What you are asked to do =
Identify the line in which "Transcribe the text in this document." appears, then reproduce that line and all remaining lines of the records word for word.

——

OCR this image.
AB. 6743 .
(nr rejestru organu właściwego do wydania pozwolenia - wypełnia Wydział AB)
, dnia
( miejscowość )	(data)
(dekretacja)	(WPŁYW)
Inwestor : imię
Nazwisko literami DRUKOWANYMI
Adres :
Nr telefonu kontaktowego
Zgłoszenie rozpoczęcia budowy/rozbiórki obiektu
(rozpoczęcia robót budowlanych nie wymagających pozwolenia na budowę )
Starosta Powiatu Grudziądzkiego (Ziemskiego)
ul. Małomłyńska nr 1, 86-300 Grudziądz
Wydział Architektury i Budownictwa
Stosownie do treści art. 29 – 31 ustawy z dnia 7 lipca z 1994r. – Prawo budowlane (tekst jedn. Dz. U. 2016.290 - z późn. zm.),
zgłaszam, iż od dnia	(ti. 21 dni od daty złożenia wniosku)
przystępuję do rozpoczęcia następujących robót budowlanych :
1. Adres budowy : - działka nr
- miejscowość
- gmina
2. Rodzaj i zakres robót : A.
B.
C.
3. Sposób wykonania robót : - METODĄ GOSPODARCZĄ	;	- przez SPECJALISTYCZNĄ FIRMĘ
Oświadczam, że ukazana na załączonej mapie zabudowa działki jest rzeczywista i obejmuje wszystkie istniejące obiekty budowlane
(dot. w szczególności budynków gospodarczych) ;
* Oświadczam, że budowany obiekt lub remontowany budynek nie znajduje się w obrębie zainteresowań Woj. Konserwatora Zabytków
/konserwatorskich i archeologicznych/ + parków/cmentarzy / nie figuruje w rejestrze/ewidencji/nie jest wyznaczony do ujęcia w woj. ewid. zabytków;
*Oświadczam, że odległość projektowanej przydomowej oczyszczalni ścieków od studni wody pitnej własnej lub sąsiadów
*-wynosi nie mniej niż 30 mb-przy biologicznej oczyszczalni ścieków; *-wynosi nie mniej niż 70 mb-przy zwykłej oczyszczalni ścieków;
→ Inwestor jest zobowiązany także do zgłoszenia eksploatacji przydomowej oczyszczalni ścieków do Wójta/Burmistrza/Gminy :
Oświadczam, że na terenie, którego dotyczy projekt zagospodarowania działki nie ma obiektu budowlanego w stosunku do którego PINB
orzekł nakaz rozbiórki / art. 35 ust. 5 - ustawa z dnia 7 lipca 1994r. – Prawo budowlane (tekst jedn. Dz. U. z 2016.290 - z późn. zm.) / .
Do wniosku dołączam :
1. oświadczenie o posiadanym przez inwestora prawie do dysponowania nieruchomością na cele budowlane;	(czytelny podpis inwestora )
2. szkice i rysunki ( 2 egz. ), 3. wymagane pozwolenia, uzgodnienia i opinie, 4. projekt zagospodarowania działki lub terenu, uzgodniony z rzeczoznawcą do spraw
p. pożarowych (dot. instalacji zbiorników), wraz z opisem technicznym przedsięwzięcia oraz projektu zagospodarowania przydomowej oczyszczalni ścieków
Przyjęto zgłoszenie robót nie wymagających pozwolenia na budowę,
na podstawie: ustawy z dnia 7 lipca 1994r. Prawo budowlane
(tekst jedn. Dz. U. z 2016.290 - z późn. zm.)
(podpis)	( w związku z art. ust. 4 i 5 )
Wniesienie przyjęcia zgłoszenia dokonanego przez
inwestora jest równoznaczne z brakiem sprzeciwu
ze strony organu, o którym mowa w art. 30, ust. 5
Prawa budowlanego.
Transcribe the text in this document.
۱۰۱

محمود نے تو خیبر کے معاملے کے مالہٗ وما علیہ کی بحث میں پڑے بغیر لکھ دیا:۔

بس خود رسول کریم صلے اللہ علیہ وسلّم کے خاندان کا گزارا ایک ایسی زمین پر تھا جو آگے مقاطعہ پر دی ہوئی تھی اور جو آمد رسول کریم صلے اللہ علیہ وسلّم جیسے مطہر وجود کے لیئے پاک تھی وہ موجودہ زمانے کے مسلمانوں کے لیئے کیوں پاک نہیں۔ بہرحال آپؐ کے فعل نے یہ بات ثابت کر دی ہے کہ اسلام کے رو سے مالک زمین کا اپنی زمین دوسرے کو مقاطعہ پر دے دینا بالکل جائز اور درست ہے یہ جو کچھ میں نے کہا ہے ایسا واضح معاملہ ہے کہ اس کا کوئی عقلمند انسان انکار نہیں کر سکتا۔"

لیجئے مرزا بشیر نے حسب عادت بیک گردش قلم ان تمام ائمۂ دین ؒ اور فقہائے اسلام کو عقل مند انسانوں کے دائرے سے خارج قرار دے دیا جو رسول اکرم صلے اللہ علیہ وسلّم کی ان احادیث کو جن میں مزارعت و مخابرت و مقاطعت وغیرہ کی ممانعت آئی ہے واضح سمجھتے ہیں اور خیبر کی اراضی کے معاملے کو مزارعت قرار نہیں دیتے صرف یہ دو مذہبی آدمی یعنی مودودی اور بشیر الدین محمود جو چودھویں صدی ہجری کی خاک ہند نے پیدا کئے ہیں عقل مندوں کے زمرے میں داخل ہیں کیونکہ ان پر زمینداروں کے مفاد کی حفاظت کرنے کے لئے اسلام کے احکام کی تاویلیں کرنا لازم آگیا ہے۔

——

Solution to this task =
Transcribe the text in this document.
۱۰۱

محمود نے تو خیبر کے معاملے کے مالہٗ وما علیہ کی بحث میں پڑے بغیر لکھ دیا:۔

بس خود رسول کریم صلے اللہ علیہ وسلّم کے خاندان کا گزارا ایک ایسی زمین پر تھا جو آگے مقاطعہ پر دی ہوئی تھی اور جو آمد رسول کریم صلے اللہ علیہ وسلّم جیسے مطہر وجود کے لیئے پاک تھی وہ موجودہ زمانے کے مسلمانوں کے لیئے کیوں پاک نہیں۔ بہرحال آپؐ کے فعل نے یہ بات ثابت کر دی ہے کہ اسلام کے رو سے مالک زمین کا اپنی زمین دوسرے کو مقاطعہ پر دے دینا بالکل جائز اور درست ہے یہ جو کچھ میں نے کہا ہے ایسا واضح معاملہ ہے کہ اس کا کوئی عقلمند انسان انکار نہیں کر سکتا۔"

لیجئے مرزا بشیر نے حسب عادت بیک گردش قلم ان تمام ائمۂ دین ؒ اور فقہائے اسلام کو عقل مند انسانوں کے دائرے سے خارج قرار دے دیا جو رسول اکرم صلے اللہ علیہ وسلّم کی ان احادیث کو جن میں مزارعت و مخابرت و مقاطعت وغیرہ کی ممانعت آئی ہے واضح سمجھتے ہیں اور خیبر کی اراضی کے معاملے کو مزارعت قرار نہیں دیتے صرف یہ دو مذہبی آدمی یعنی مودودی اور بشیر الدین محمود جو چودھویں صدی ہجری کی خاک ہند نے پیدا کئے ہیں عقل مندوں کے زمرے میں داخل ہیں کیونکہ ان پر زمینداروں کے مفاد کی حفاظت کرنے کے لئے اسلام کے احکام کی تاویلیں کرنا لازم آگیا ہے۔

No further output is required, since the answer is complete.